ЗАДАНИЕ 1 → Найдите в листинге все строки, где встречается слово «data», и выпишите каждую полностью, с учетом регистра букв.

В России — День памяти жертв политических репрессий
Страшно, когда история твоей жизни имеет номер. Галина Вахрамеева зажигает свечу возле камня — 44. Он привезен из Норильска. Он — символ норильского ГУЛАГА. Там после отсидки жили ее мама и папа. Там она родилась.
«Работали по 12-13 часов в сутки в условиях вечной мерзлоты, где все время зима, где одна надежда — прибежать и упасть на горячую печку-буржуйку, чтобы немного согреться» — рассказывает Галина Вахрамеева.
Их почти 200 из 58 регионов: от Соловков до Колымы. История репрессий не складывается из кирпичиков, а складывается именно из таких камней: неудобных, грубых и некрасивых. Все они — часть московского мемориала жертвам политических репрессий. Его построили в прошлом году по указу президента на деньги правительства Москвы и народные пожертвования. А ведь раньше многим эти цветы нести было некуда.
«Мы не знали, где он захоронен, а теперь вот можем прийти сюда почтить память», — говорит женщина.
Подростки, семьи с маленькими детьми. Кто-то слышал от бабушки, кто-то читал в книгах, кого-то мама привела.
«Это как Великая Отечественная война, мы же должны помнить, чтобы не повторять», — считает Варвара Осипова.
Кто-то ничего не знает, и вот этот колокол памяти слышит впервые, просто потому, что молод и никто не успел рассказать. В музее истории ГУЛАГа сейчас меняется экспозиция, директор обещает: новая выставка будет детальной и понятной. Более чем за 20 лет существования ГУЛАГа через лагеря прошли около 20 миллионов человек, каждый десятый остался в ГУЛАГе навечно.

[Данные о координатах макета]
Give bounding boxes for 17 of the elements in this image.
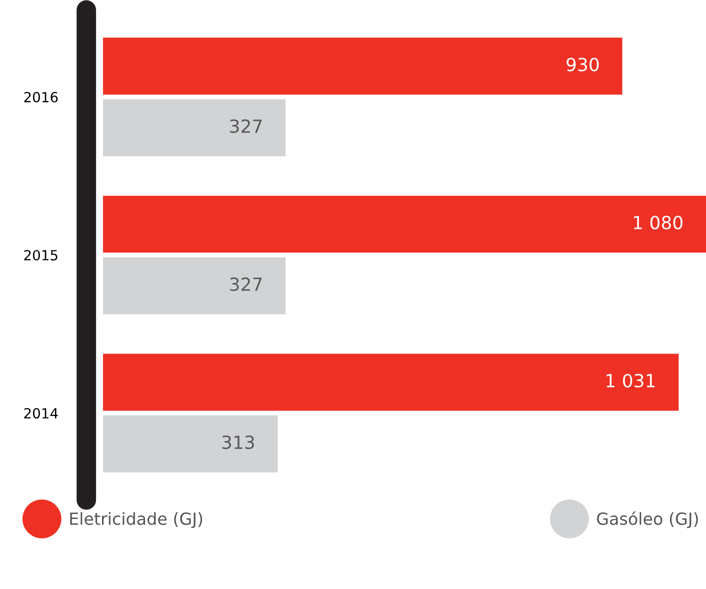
y-tick-label: 2015 bbox=[24, 250, 58, 260]
data-label: 327 bbox=[230, 119, 262, 133]
bar bbox=[103, 38, 622, 95]
data-label: 327 bbox=[230, 277, 262, 292]
bar bbox=[103, 99, 286, 156]
data-label: 1 080 bbox=[634, 216, 682, 230]
y-tick-label: 2016 bbox=[24, 92, 58, 102]
legend-label: Gasóleo (GJ) bbox=[597, 511, 698, 528]
bar bbox=[103, 257, 286, 314]
data-label: 313 bbox=[222, 435, 254, 450]
bar bbox=[103, 196, 706, 253]
legend-label: Eletricidade (GJ) bbox=[70, 512, 202, 528]
data-label: 1 031 bbox=[606, 374, 655, 388]
bar bbox=[103, 415, 278, 472]
data-label: 930 bbox=[566, 58, 599, 72]
bar bbox=[103, 354, 679, 411]
y-tick-label: 2014 bbox=[24, 408, 58, 419]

ЗАДАНИЕ 2 → Допишите следующую часть текста о Дне памяти жертв политических репрессий, продолжив его сразу после последнего предложения.

ОТВЕТ К ЗАДАНИЮ 1 →
data-label: 327 bbox=[230, 119, 262, 133]
data-label: 327 bbox=[230, 277, 262, 292]
data-label: 1 080 bbox=[634, 216, 682, 230]
data-label: 313 bbox=[222, 435, 254, 450]
data-label: 1 031 bbox=[606, 374, 655, 388]
data-label: 930 bbox=[566, 58, 599, 72]

ОТВЕТ К ЗАДАНИЮ 2 →
«Эти люди живут среди нас, они могут являться вашими соседями, они просто об этом не рассказывают. Они приходят к нам в музей и говорят: «Могли бы мы подумать, что мы все это проживем, переживем и потом придем в музей, где нас примут», — рассказывает директор музея ГУЛАГа Роман Романов.
Так или иначе репрессии 20-30-х и середины XX века коснулись каждой семьи. О них в своих мемуарах пишут и Майя Плесецкая и дочь Чуковского. Советник президента России Михаил Федотов помогал разрабатывать проект «Стены скорби» в Москве. Впервые о ссылках и лагерях он услышал в восемь лет от дедушки.
«Он был адвокатом и защищал самых несчастных, а поскольку он защищал их не так, как требовала партия, его из партии выгоняли», — рассказывает Михаил Федотов.
Истории эти заканчиваются по-разному. Кого-то расстреляли. Кто-то вернулся аж через два десятка лет. А вот начинаются почти всегда одинаково.
«Вот и забрали его. Он ушел в плаще. Мама сказала: «Надень что-нибудь тепленькое». А он говорит: «Да не надо, разберутся, через пару дней вернусь». Вот в этом плаще его и этапировали», — вспоминает Ирина Сомова.
«Моя тетя тогда была маленькой девочкой, она рассказывает, что проснулась утром, а папа стоит в пиджаке и какие-то люди вокруг него», — рассказывает Наталья Шуманова.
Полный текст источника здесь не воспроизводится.